## DIRECTIVE:
Lines that hold the string "серии" are to be counted; give only their number.

(Raw records)
☆ ☆ ☆ ☆ ☆ ☆ ☆

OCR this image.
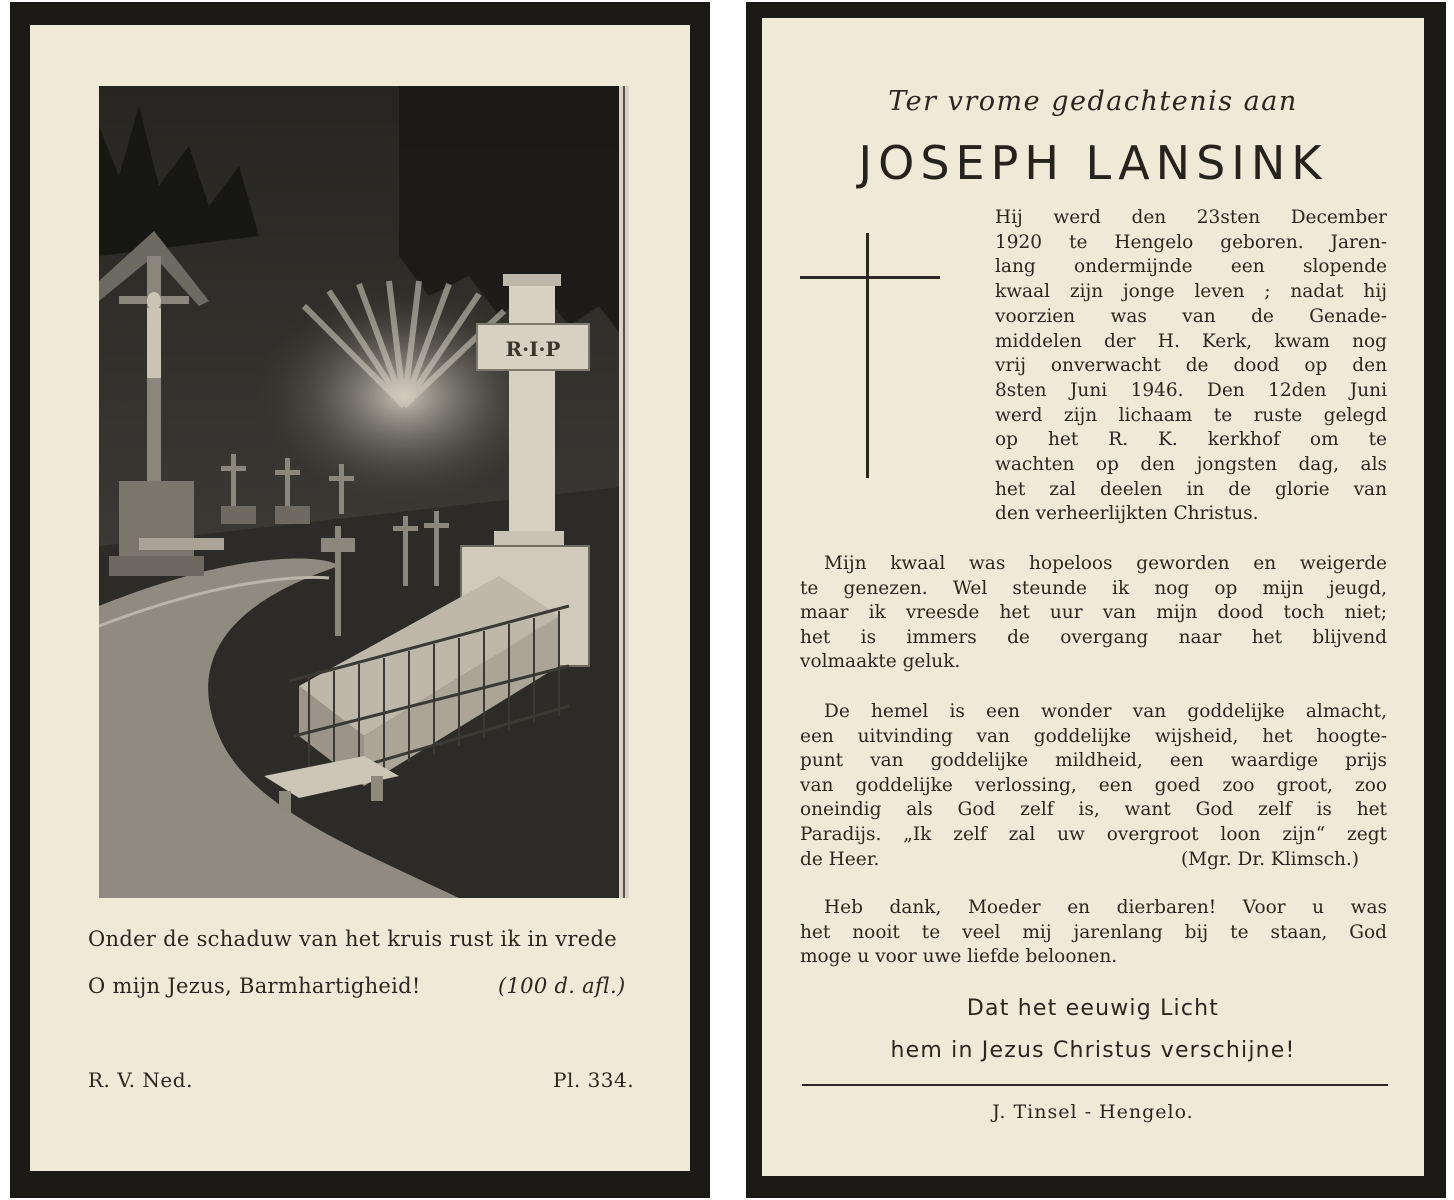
R·I·P
Onder de schaduw van het kruis rust ik in vrede
O mijn Jezus, Barmhartigheid!	(100 d. afl.)
R. V. Ned.	Pl. 334.
Ter vrome gedachtenis aan
JOSEPH LANSINK
Hij werd den 23sten December
1920 te Hengelo geboren. Jaren-
lang ondermijnde een slopende
kwaal zijn jonge leven ; nadat hij
voorzien was van de Genade-
middelen der H. Kerk, kwam nog
vrij onverwacht de dood op den
8sten Juni 1946. Den 12den Juni
werd zijn lichaam te ruste gelegd
op het R. K. kerkhof om te
wachten op den jongsten dag, als
het zal deelen in de glorie van
den verheerlijkten Christus.
Mijn kwaal was hopeloos geworden en weigerde
te genezen. Wel steunde ik nog op mijn jeugd,
maar ik vreesde het uur van mijn dood toch niet;
het is immers de overgang naar het blijvend
volmaakte geluk.
De hemel is een wonder van goddelijke almacht,
een uitvinding van goddelijke wijsheid, het hoogte-
punt van goddelijke mildheid, een waardige prijs
van goddelijke verlossing, een goed zoo groot, zoo
oneindig als God zelf is, want God zelf is het
Paradijs. „Ik zelf zal uw overgroot loon zijn“ zegt
de Heer.	(Mgr. Dr. Klimsch.)
Heb dank, Moeder en dierbaren! Voor u was
het nooit te veel mij jarenlang bij te staan, God
moge u voor uwe liefde beloonen.
Dat het eeuwig Licht
hem in Jezus Christus verschijne!
J. Tinsel - Hengelo.
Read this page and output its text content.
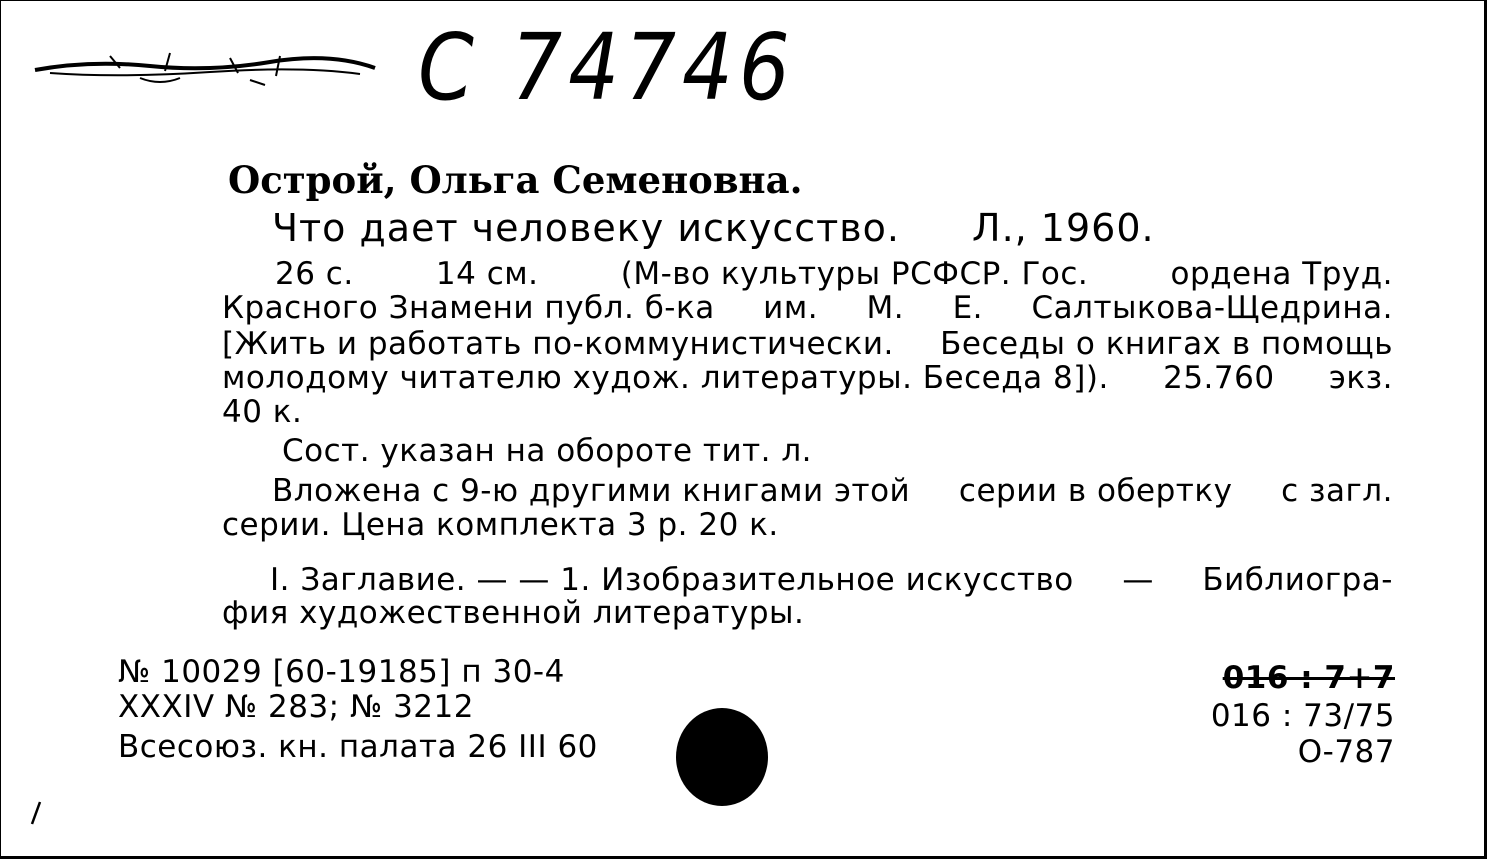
С 74746
Острой, Ольга Семеновна.
Что дает человеку искусство. Л., 1960.
26 с.	14 см.	(М-во культуры РСФСР. Гос.	ордена Труд.
Красного Знамени публ. б-ка им. М. Е. Салтыкова-Щедрина.
[Жить и работать по-коммунистически. Беседы о книгах в помощь
молодому читателю худож. литературы. Беседа 8]). 25.760 экз.
40 к.
Сост. указан на обороте тит. л.
Вложена с 9-ю другими книгами этой серии в обертку с загл.
серии. Цена комплекта 3 р. 20 к.
I. Заглавие. — — 1. Изобразительное искусство — Библиогра-
фия художественной литературы.
№ 10029 [60-19185] п 30-4
XXXIV № 283; № 3212
Всесоюз. кн. палата 26 III 60
016 : 7+7
016 : 73/75
О-787
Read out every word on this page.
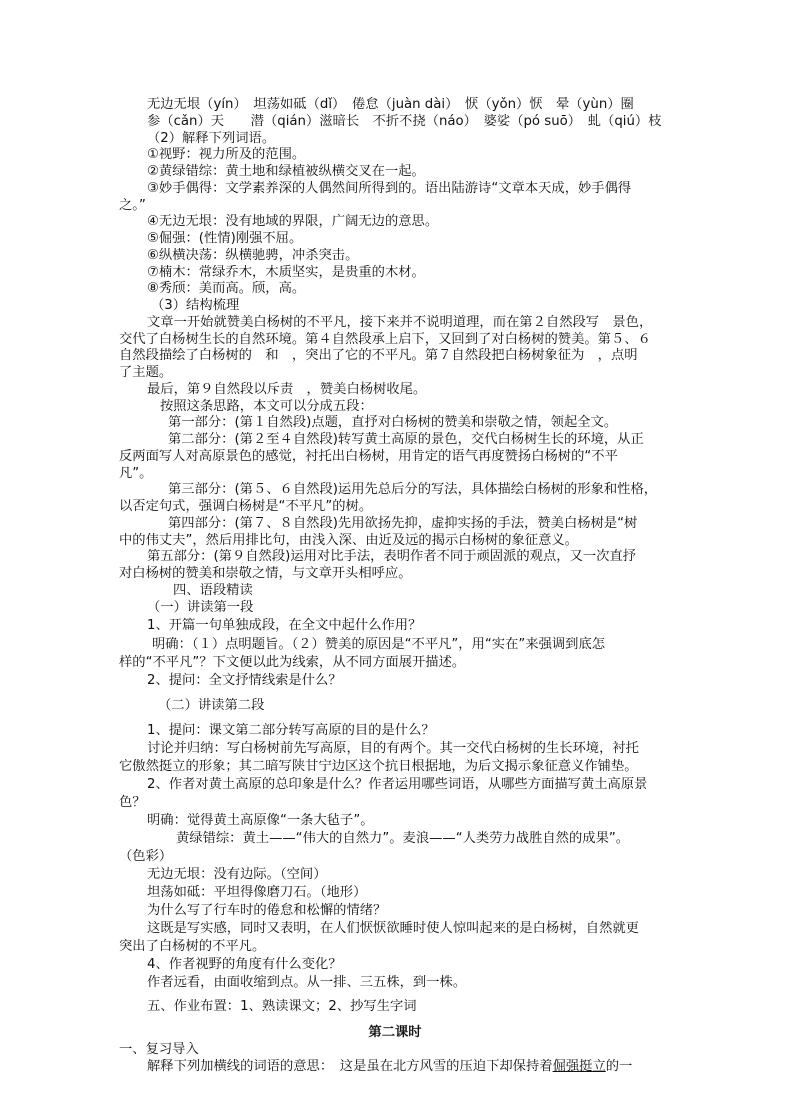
无边无垠（yín）　坦荡如砥（dǐ）　倦怠（juàn dài）　恹（yǒn）恹　晕（yùn）圈
参（cǎn）天　　潜（qián）滋暗长　不折不挠（náo）　婆娑（pó suō）　虬（qiú）枝
（2）解释下列词语。
①视野：视力所及的范围。
②黄绿错综：黄土地和绿植被纵横交叉在一起。
③妙手偶得：文学素养深的人偶然间所得到的。语出陆游诗“文章本天成，妙手偶得
之。”
④无边无垠：没有地域的界限，广阔无边的意思。
⑤倔强：(性情)刚强不屈。
⑥纵横决荡：纵横驰骋，冲杀突击。
⑦楠木：常绿乔木，木质坚实，是贵重的木材。
⑧秀颀：美而高。颀，高。
（3）结构梳理
文章一开始就赞美白杨树的不平凡，接下来并不说明道理，而在第２自然段写　景色，
交代了白杨树生长的自然环境。第４自然段承上启下，又回到了对白杨树的赞美。第５、６
自然段描绘了白杨树的　和　，突出了它的不平凡。第７自然段把白杨树象征为　，点明
了主题。
最后，第９自然段以斥责　，赞美白杨树收尾。
按照这条思路，本文可以分成五段：
第一部分：(第１自然段)点题，直抒对白杨树的赞美和崇敬之情，领起全文。
第二部分：(第２至４自然段)转写黄土高原的景色，交代白杨树生长的环境，从正
反两面写人对高原景色的感觉，衬托出白杨树，用肯定的语气再度赞扬白杨树的“不平
凡”。
第三部分：(第５、６自然段)运用先总后分的写法，具体描绘白杨树的形象和性格，
以否定句式，强调白杨树是“不平凡”的树。
第四部分：(第７、８自然段)先用欲扬先抑，虚抑实扬的手法，赞美白杨树是“树
中的伟丈夫”，然后用排比句，由浅入深、由近及远的揭示白杨树的象征意义。
第五部分：(第９自然段)运用对比手法，表明作者不同于顽固派的观点，又一次直抒
对白杨树的赞美和崇敬之情，与文章开头相呼应。
四、语段精读
（一）讲读第一段
1、开篇一句单独成段，在全文中起什么作用？
明确：（１）点明题旨。（２）赞美的原因是“不平凡”，用“实在”来强调到底怎
样的“不平凡”？下文便以此为线索，从不同方面展开描述。
2、提问：全文抒情线索是什么？
（二）讲读第二段
1、提问：课文第二部分转写高原的目的是什么？
讨论并归纳：写白杨树前先写高原，目的有两个。其一交代白杨树的生长环境，衬托
它傲然挺立的形象；其二暗写陕甘宁边区这个抗日根据地，为后文揭示象征意义作铺垫。
2、作者对黄土高原的总印象是什么？作者运用哪些词语，从哪些方面描写黄土高原景
色？
明确：觉得黄土高原像“一条大毡子”。
黄绿错综：黄土——“伟大的自然力”。麦浪——“人类劳力战胜自然的成果”。
（色彩）
无边无垠：没有边际。（空间）
坦荡如砥：平坦得像磨刀石。（地形）
为什么写了行车时的倦怠和松懈的情绪？
这既是写实感，同时又表明，在人们恹恹欲睡时使人惊叫起来的是白杨树，自然就更
突出了白杨树的不平凡。
4、作者视野的角度有什么变化？
作者远看，由面收缩到点。从一排、三五株，到一株。
五、作业布置：1、熟读课文；2、抄写生字词
第二课时
一、复习导入
解释下列加横线的词语的意思：　这是虽在北方风雪的压迫下却保持着倔强挺立的一
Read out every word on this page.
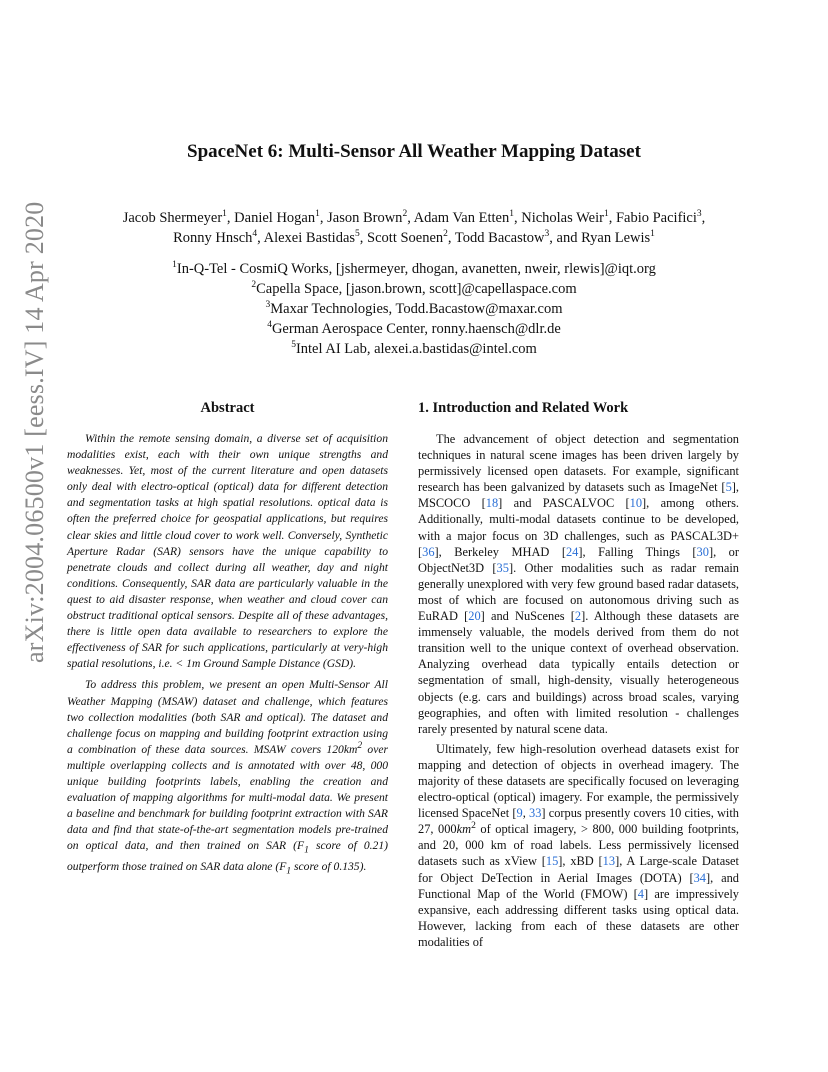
arXiv:2004.06500v1 [eess.IV] 14 Apr 2020
SpaceNet 6: Multi-Sensor All Weather Mapping Dataset
Jacob Shermeyer$^1$, Daniel Hogan$^1$, Jason Brown$^2$, Adam Van Etten$^1$, Nicholas Weir$^1$, Fabio Pacifici$^3$,
Ronny Hnsch$^4$, Alexei Bastidas$^5$, Scott Soenen$^2$, Todd Bacastow$^3$, and Ryan Lewis$^1$
$^1$In-Q-Tel - CosmiQ Works, [jshermeyer, dhogan, avanetten, nweir, rlewis]@iqt.org
$^2$Capella Space, [jason.brown, scott]@capellaspace.com
$^3$Maxar Technologies, Todd.Bacastow@maxar.com
$^4$German Aerospace Center, ronny.haensch@dlr.de
$^5$Intel AI Lab, alexei.a.bastidas@intel.com
Abstract

Within the remote sensing domain, a diverse set of acquisition modalities exist, each with their own unique strengths and weaknesses. Yet, most of the current literature and open datasets only deal with electro-optical (optical) data for different detection and segmentation tasks at high spatial resolutions. optical data is often the preferred choice for geospatial applications, but requires clear skies and little cloud cover to work well. Conversely, Synthetic Aperture Radar (SAR) sensors have the unique capability to penetrate clouds and collect during all weather, day and night conditions. Consequently, SAR data are particularly valuable in the quest to aid disaster response, when weather and cloud cover can obstruct traditional optical sensors. Despite all of these advantages, there is little open data available to researchers to explore the effectiveness of SAR for such applications, particularly at very-high spatial resolutions, i.e. < 1m Ground Sample Distance (GSD).

To address this problem, we present an open Multi-Sensor All Weather Mapping (MSAW) dataset and challenge, which features two collection modalities (both SAR and optical). The dataset and challenge focus on mapping and building footprint extraction using a combination of these data sources. MSAW covers $120km^2$ over multiple overlapping collects and is annotated with over 48, 000 unique building footprints labels, enabling the creation and evaluation of mapping algorithms for multi-modal data. We present a baseline and benchmark for building footprint extraction with SAR data and find that state-of-the-art segmentation models pre-trained on optical data, and then trained on SAR ($F_1$ score of 0.21) outperform those trained on SAR data alone ($F_1$ score of 0.135).

1. Introduction and Related Work

The advancement of object detection and segmentation techniques in natural scene images has been driven largely by permissively licensed open datasets. For example, significant research has been galvanized by datasets such as ImageNet [5], MSCOCO [18] and PASCALVOC [10], among others. Additionally, multi-modal datasets continue to be developed, with a major focus on 3D challenges, such as PASCAL3D+ [36], Berkeley MHAD [24], Falling Things [30], or ObjectNet3D [35]. Other modalities such as radar remain generally unexplored with very few ground based radar datasets, most of which are focused on autonomous driving such as EuRAD [20] and NuScenes [2]. Although these datasets are immensely valuable, the models derived from them do not transition well to the unique context of overhead observation. Analyzing overhead data typically entails detection or segmentation of small, high-density, visually heterogeneous objects (e.g. cars and buildings) across broad scales, varying geographies, and often with limited resolution - challenges rarely presented by natural scene data.

Ultimately, few high-resolution overhead datasets exist for mapping and detection of objects in overhead imagery. The majority of these datasets are specifically focused on leveraging electro-optical (optical) imagery. For example, the permissively licensed SpaceNet [9, 33] corpus presently covers 10 cities, with 27, $000km^2$ of optical imagery, > 800, 000 building footprints, and 20, 000 km of road labels. Less permissively licensed datasets such as xView [15], xBD [13], A Large-scale Dataset for Object DeTection in Aerial Images (DOTA) [34], and Functional Map of the World (FMOW) [4] are impressively expansive, each addressing different tasks using optical data. However, lacking from each of these datasets are other modalities of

☆ ☆ ☆ ☆ ☆ ☆ ☆

## REPLY TO THE TASK:
2